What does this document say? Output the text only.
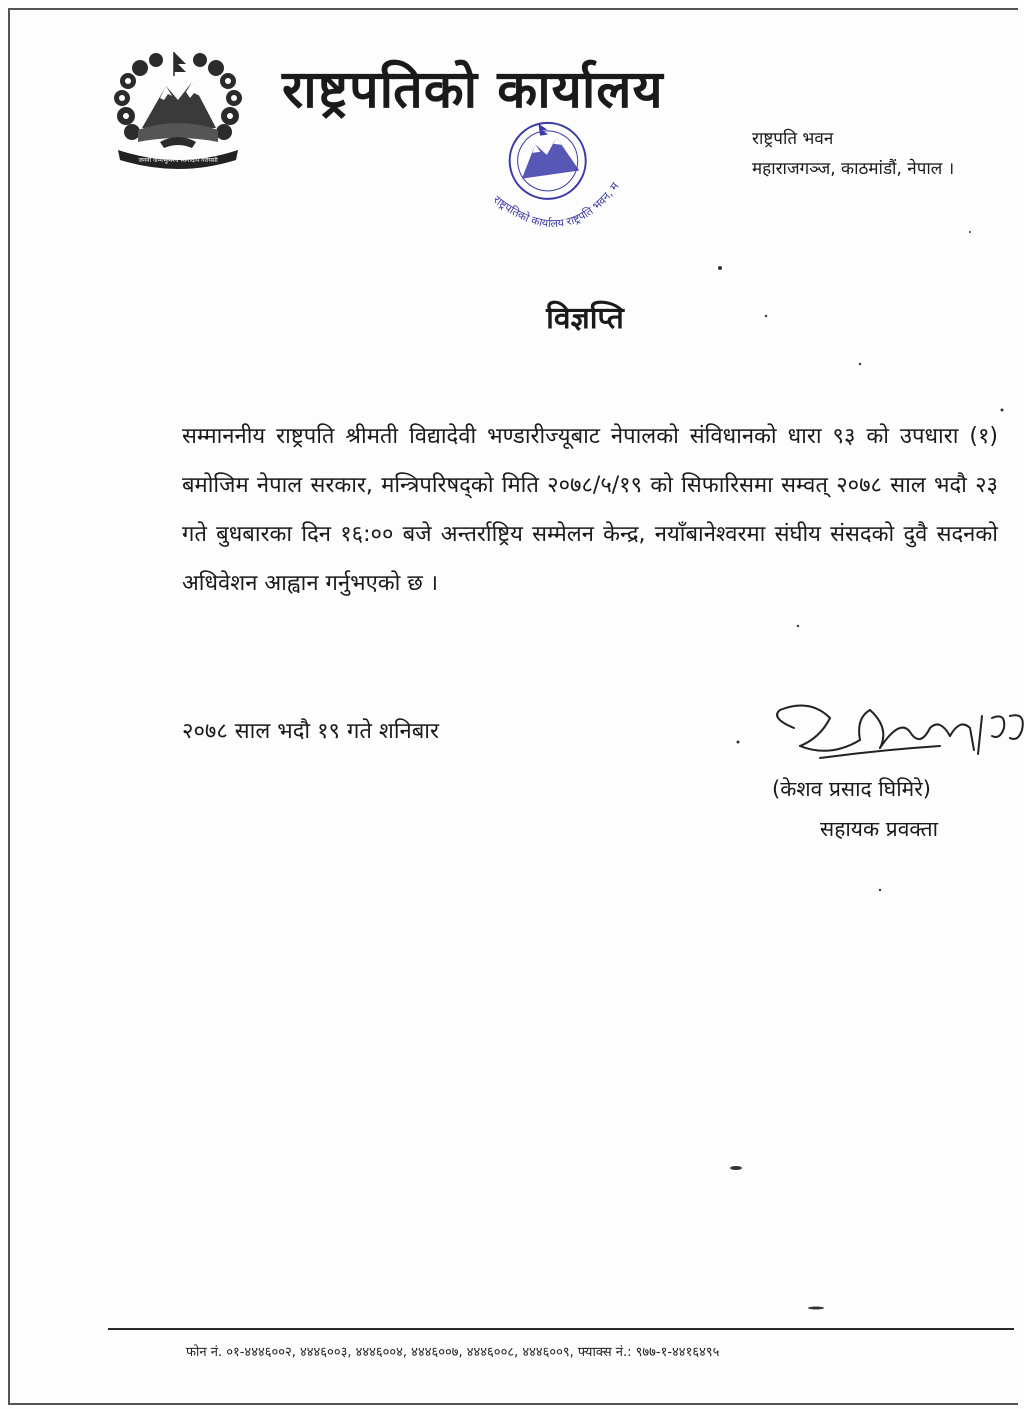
जननी जन्मभूमिश्च स्वर्गादपि गरीयसी
राष्ट्रपतिको कार्यालय
राष्ट्रपति भवन
महाराजगञ्ज, काठमांडौं, नेपाल ।
राष्ट्रपतिको कार्यालय राष्ट्रपति भवन, महाराजगञ्ज,
विज्ञप्ति
सम्माननीय राष्ट्रपति श्रीमती विद्यादेवी भण्डारीज्यूबाट नेपालको संविधानको धारा ९३ को उपधारा (१) बमोजिम नेपाल सरकार, मन्त्रिपरिषद्को मिति २०७८/५/१९ को सिफारिसमा सम्वत् २०७८ साल भदौ २३ गते बुधबारका दिन १६:०० बजे अन्तर्राष्ट्रिय सम्मेलन केन्द्र, नयाँबानेश्वरमा संघीय संसदको दुवै सदनको अधिवेशन आह्वान गर्नुभएको छ ।
२०७८ साल भदौ १९ गते शनिबार
(केशव प्रसाद घिमिरे)
सहायक प्रवक्ता
फोन नं. ०१-४४४६००२, ४४४६००३, ४४४६००४, ४४४६००७, ४४४६००८, ४४४६००९, फ्याक्स नं.: ९७७-१-४४१६४९५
◆ ◆ ◆ ◆ ◆
### SET TASK
An exact transcription of all the entries is required, without the pictures.

### RESULT
What does this document say? Output the text only.
जननी जन्मभूमिश्च स्वर्गादपि गरीयसी
राष्ट्रपतिको कार्यालय
राष्ट्रपति भवन
महाराजगञ्ज, काठमांडौं, नेपाल ।
राष्ट्रपतिको कार्यालय राष्ट्रपति भवन, महाराजगञ्ज,
विज्ञप्ति
सम्माननीय राष्ट्रपति श्रीमती विद्यादेवी भण्डारीज्यूबाट नेपालको संविधानको धारा ९३ को उपधारा (१) बमोजिम नेपाल सरकार, मन्त्रिपरिषद्को मिति २०७८/५/१९ को सिफारिसमा सम्वत् २०७८ साल भदौ २३ गते बुधबारका दिन १६:०० बजे अन्तर्राष्ट्रिय सम्मेलन केन्द्र, नयाँबानेश्वरमा संघीय संसदको दुवै सदनको अधिवेशन आह्वान गर्नुभएको छ ।
२०७८ साल भदौ १९ गते शनिबार
(केशव प्रसाद घिमिरे)
सहायक प्रवक्ता
फोन नं. ०१-४४४६००२, ४४४६००३, ४४४६००४, ४४४६००७, ४४४६००८, ४४४६००९, फ्याक्स नं.: ९७७-१-४४१६४९५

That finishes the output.